◆ Exercise objective
Give the entries back exactly, dropping each image.

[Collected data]
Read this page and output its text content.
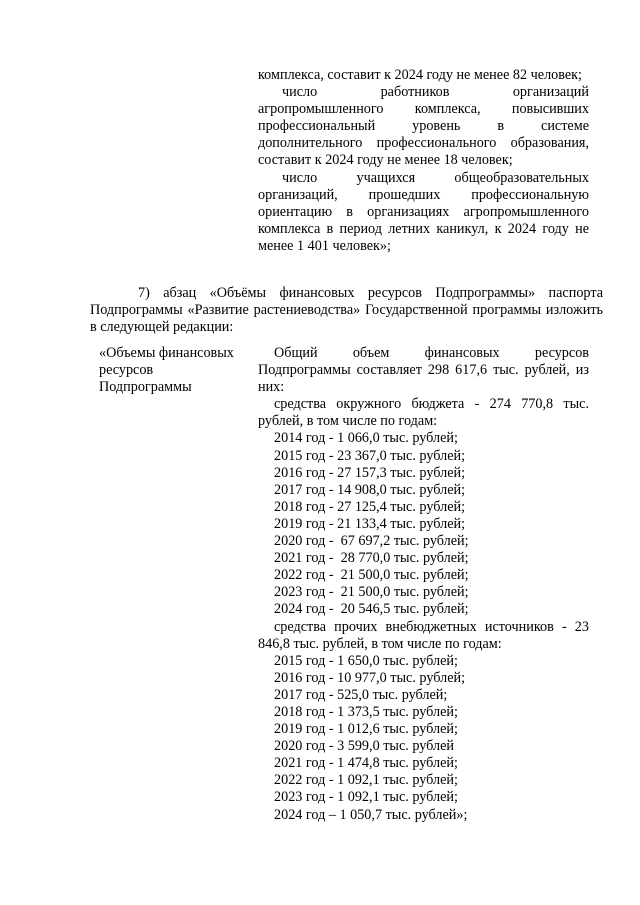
комплекса, составит к 2024 году не менее 82 человек;

число работников организаций агропромышленного комплекса, повысивших профессиональный уровень в системе дополнительного профессионального образования, составит к 2024 году не менее 18 человек;

число учащихся общеобразовательных организаций, прошедших профессиональную ориентацию в организациях агропромышленного комплекса в период летних каникул, к 2024 году не менее 1 401 человек»;

7) абзац «Объёмы финансовых ресурсов Подпрограммы» паспорта Подпрограммы «Развитие растениеводства» Государственной программы изложить в следующей редакции:

«Объемы финансовых ресурсов Подпрограммы

Общий объем финансовых ресурсов Подпрограммы составляет 298 617,6 тыс. рублей, из них:

средства окружного бюджета - 274 770,8 тыс. рублей, в том числе по годам:

2014 год - 1 066,0 тыс. рублей;

2015 год - 23 367,0 тыс. рублей;

2016 год - 27 157,3 тыс. рублей;

2017 год - 14 908,0 тыс. рублей;

2018 год - 27 125,4 тыс. рублей;

2019 год - 21 133,4 тыс. рублей;

2020 год -  67 697,2 тыс. рублей;

2021 год -  28 770,0 тыс. рублей;

2022 год -  21 500,0 тыс. рублей;

2023 год -  21 500,0 тыс. рублей;

2024 год -  20 546,5 тыс. рублей;

средства прочих внебюджетных источников - 23 846,8 тыс. рублей, в том числе по годам:

2015 год - 1 650,0 тыс. рублей;

2016 год - 10 977,0 тыс. рублей;

2017 год - 525,0 тыс. рублей;

2018 год - 1 373,5 тыс. рублей;

2019 год - 1 012,6 тыс. рублей;

2020 год - 3 599,0 тыс. рублей

2021 год - 1 474,8 тыс. рублей;

2022 год - 1 092,1 тыс. рублей;

2023 год - 1 092,1 тыс. рублей;

2024 год – 1 050,7 тыс. рублей»;
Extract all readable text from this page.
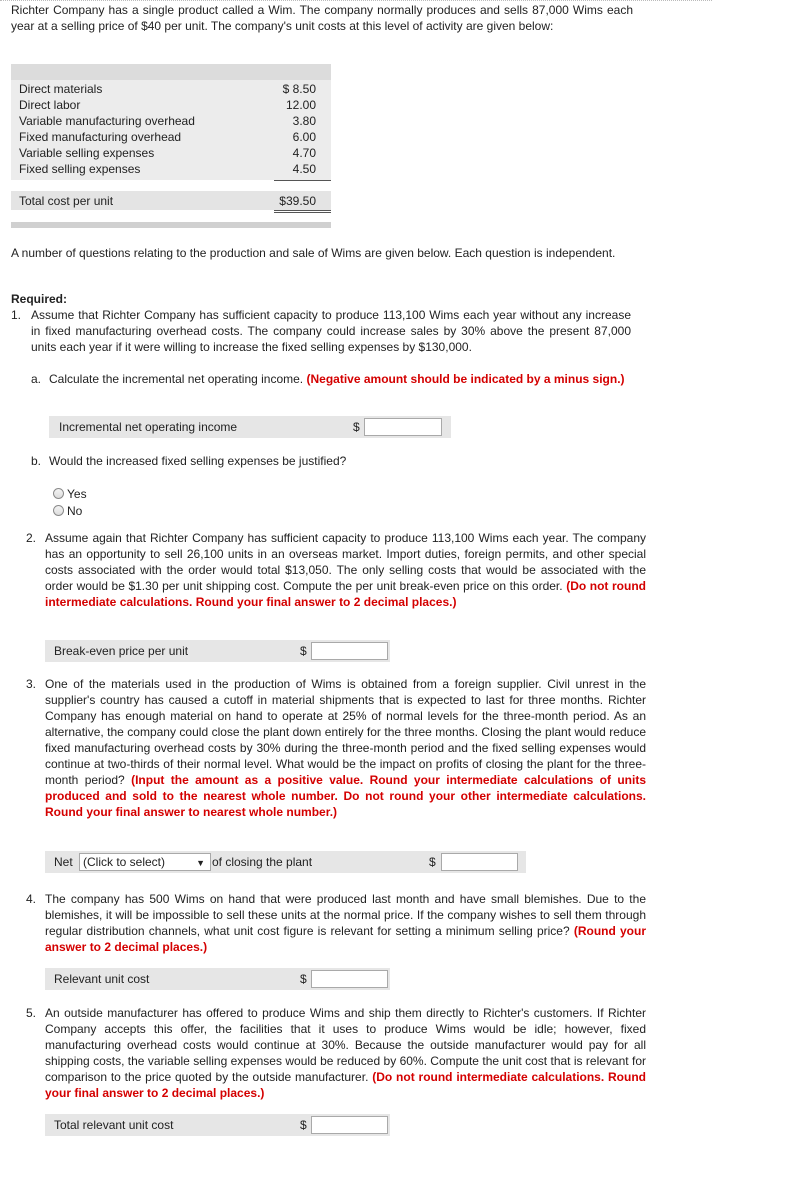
Richter Company has a single product called a Wim. The company normally produces and sells 87,000 Wims each year at a selling price of $40 per unit. The company's unit costs at this level of activity are given below:
Direct materials	$ 8.50
Direct labor	12.00
Variable manufacturing overhead	3.80
Fixed manufacturing overhead	6.00
Variable selling expenses	4.70
Fixed selling expenses	4.50
Total cost per unit	$39.50
A number of questions relating to the production and sale of Wims are given below. Each question is independent.
Required:
1. Assume that Richter Company has sufficient capacity to produce 113,100 Wims each year without any increase in fixed manufacturing overhead costs. The company could increase sales by 30% above the present 87,000 units each year if it were willing to increase the fixed selling expenses by $130,000.
a. Calculate the incremental net operating income. (Negative amount should be indicated by a minus sign.)
Incremental net operating income	$
b. Would the increased fixed selling expenses be justified?
Yes
No
2. Assume again that Richter Company has sufficient capacity to produce 113,100 Wims each year. The company has an opportunity to sell 26,100 units in an overseas market. Import duties, foreign permits, and other special costs associated with the order would total $13,050. The only selling costs that would be associated with the order would be $1.30 per unit shipping cost. Compute the per unit break-even price on this order. (Do not round intermediate calculations. Round your final answer to 2 decimal places.)
Break-even price per unit	$
3. One of the materials used in the production of Wims is obtained from a foreign supplier. Civil unrest in the supplier's country has caused a cutoff in material shipments that is expected to last for three months. Richter Company has enough material on hand to operate at 25% of normal levels for the three-month period. As an alternative, the company could close the plant down entirely for the three months. Closing the plant would reduce fixed manufacturing overhead costs by 30% during the three-month period and the fixed selling expenses would continue at two-thirds of their normal level. What would be the impact on profits of closing the plant for the three-month period? (Input the amount as a positive value. Round your intermediate calculations of units produced and sold to the nearest whole number. Do not round your other intermediate calculations. Round your final answer to nearest whole number.)
Net (Click to select)	▼ of closing the plant	$
4. The company has 500 Wims on hand that were produced last month and have small blemishes. Due to the blemishes, it will be impossible to sell these units at the normal price. If the company wishes to sell them through regular distribution channels, what unit cost figure is relevant for setting a minimum selling price? (Round your answer to 2 decimal places.)
Relevant unit cost	$
5. An outside manufacturer has offered to produce Wims and ship them directly to Richter's customers. If Richter Company accepts this offer, the facilities that it uses to produce Wims would be idle; however, fixed manufacturing overhead costs would continue at 30%. Because the outside manufacturer would pay for all shipping costs, the variable selling expenses would be reduced by 60%. Compute the unit cost that is relevant for comparison to the price quoted by the outside manufacturer. (Do not round intermediate calculations. Round your final answer to 2 decimal places.)
Total relevant unit cost	$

◆ Full solution
Read this page and output its text content.
комплекса, составит к 2024 году не менее 82 человек;

число работников организаций агропромышленного комплекса, повысивших профессиональный уровень в системе дополнительного профессионального образования, составит к 2024 году не менее 18 человек;

число учащихся общеобразовательных организаций, прошедших профессиональную ориентацию в организациях агропромышленного комплекса в период летних каникул, к 2024 году не менее 1 401 человек»;

7) абзац «Объёмы финансовых ресурсов Подпрограммы» паспорта Подпрограммы «Развитие растениеводства» Государственной программы изложить в следующей редакции:

«Объемы финансовых ресурсов Подпрограммы

Общий объем финансовых ресурсов Подпрограммы составляет 298 617,6 тыс. рублей, из них:

средства окружного бюджета - 274 770,8 тыс. рублей, в том числе по годам:

2014 год - 1 066,0 тыс. рублей;

2015 год - 23 367,0 тыс. рублей;

2016 год - 27 157,3 тыс. рублей;

2017 год - 14 908,0 тыс. рублей;

2018 год - 27 125,4 тыс. рублей;

2019 год - 21 133,4 тыс. рублей;

2020 год -  67 697,2 тыс. рублей;

2021 год -  28 770,0 тыс. рублей;

2022 год -  21 500,0 тыс. рублей;

2023 год -  21 500,0 тыс. рублей;

2024 год -  20 546,5 тыс. рублей;

средства прочих внебюджетных источников - 23 846,8 тыс. рублей, в том числе по годам:

2015 год - 1 650,0 тыс. рублей;

2016 год - 10 977,0 тыс. рублей;

2017 год - 525,0 тыс. рублей;

2018 год - 1 373,5 тыс. рублей;

2019 год - 1 012,6 тыс. рублей;

2020 год - 3 599,0 тыс. рублей

2021 год - 1 474,8 тыс. рублей;

2022 год - 1 092,1 тыс. рублей;

2023 год - 1 092,1 тыс. рублей;

2024 год – 1 050,7 тыс. рублей»;
Extract all readable text from this page.
Richter Company has a single product called a Wim. The company normally produces and sells 87,000 Wims each year at a selling price of $40 per unit. The company's unit costs at this level of activity are given below:
Direct materials	$ 8.50
Direct labor	12.00
Variable manufacturing overhead	3.80
Fixed manufacturing overhead	6.00
Variable selling expenses	4.70
Fixed selling expenses	4.50
Total cost per unit	$39.50
A number of questions relating to the production and sale of Wims are given below. Each question is independent.
Required:
1. Assume that Richter Company has sufficient capacity to produce 113,100 Wims each year without any increase in fixed manufacturing overhead costs. The company could increase sales by 30% above the present 87,000 units each year if it were willing to increase the fixed selling expenses by $130,000.
a. Calculate the incremental net operating income. (Negative amount should be indicated by a minus sign.)
Incremental net operating income	$
b. Would the increased fixed selling expenses be justified?
Yes
No
2. Assume again that Richter Company has sufficient capacity to produce 113,100 Wims each year. The company has an opportunity to sell 26,100 units in an overseas market. Import duties, foreign permits, and other special costs associated with the order would total $13,050. The only selling costs that would be associated with the order would be $1.30 per unit shipping cost. Compute the per unit break-even price on this order. (Do not round intermediate calculations. Round your final answer to 2 decimal places.)
Break-even price per unit	$
3. One of the materials used in the production of Wims is obtained from a foreign supplier. Civil unrest in the supplier's country has caused a cutoff in material shipments that is expected to last for three months. Richter Company has enough material on hand to operate at 25% of normal levels for the three-month period. As an alternative, the company could close the plant down entirely for the three months. Closing the plant would reduce fixed manufacturing overhead costs by 30% during the three-month period and the fixed selling expenses would continue at two-thirds of their normal level. What would be the impact on profits of closing the plant for the three-month period? (Input the amount as a positive value. Round your intermediate calculations of units produced and sold to the nearest whole number. Do not round your other intermediate calculations. Round your final answer to nearest whole number.)
Net (Click to select)	▼ of closing the plant	$
4. The company has 500 Wims on hand that were produced last month and have small blemishes. Due to the blemishes, it will be impossible to sell these units at the normal price. If the company wishes to sell them through regular distribution channels, what unit cost figure is relevant for setting a minimum selling price? (Round your answer to 2 decimal places.)
Relevant unit cost	$
5. An outside manufacturer has offered to produce Wims and ship them directly to Richter's customers. If Richter Company accepts this offer, the facilities that it uses to produce Wims would be idle; however, fixed manufacturing overhead costs would continue at 30%. Because the outside manufacturer would pay for all shipping costs, the variable selling expenses would be reduced by 60%. Compute the unit cost that is relevant for comparison to the price quoted by the outside manufacturer. (Do not round intermediate calculations. Round your final answer to 2 decimal places.)
Total relevant unit cost	$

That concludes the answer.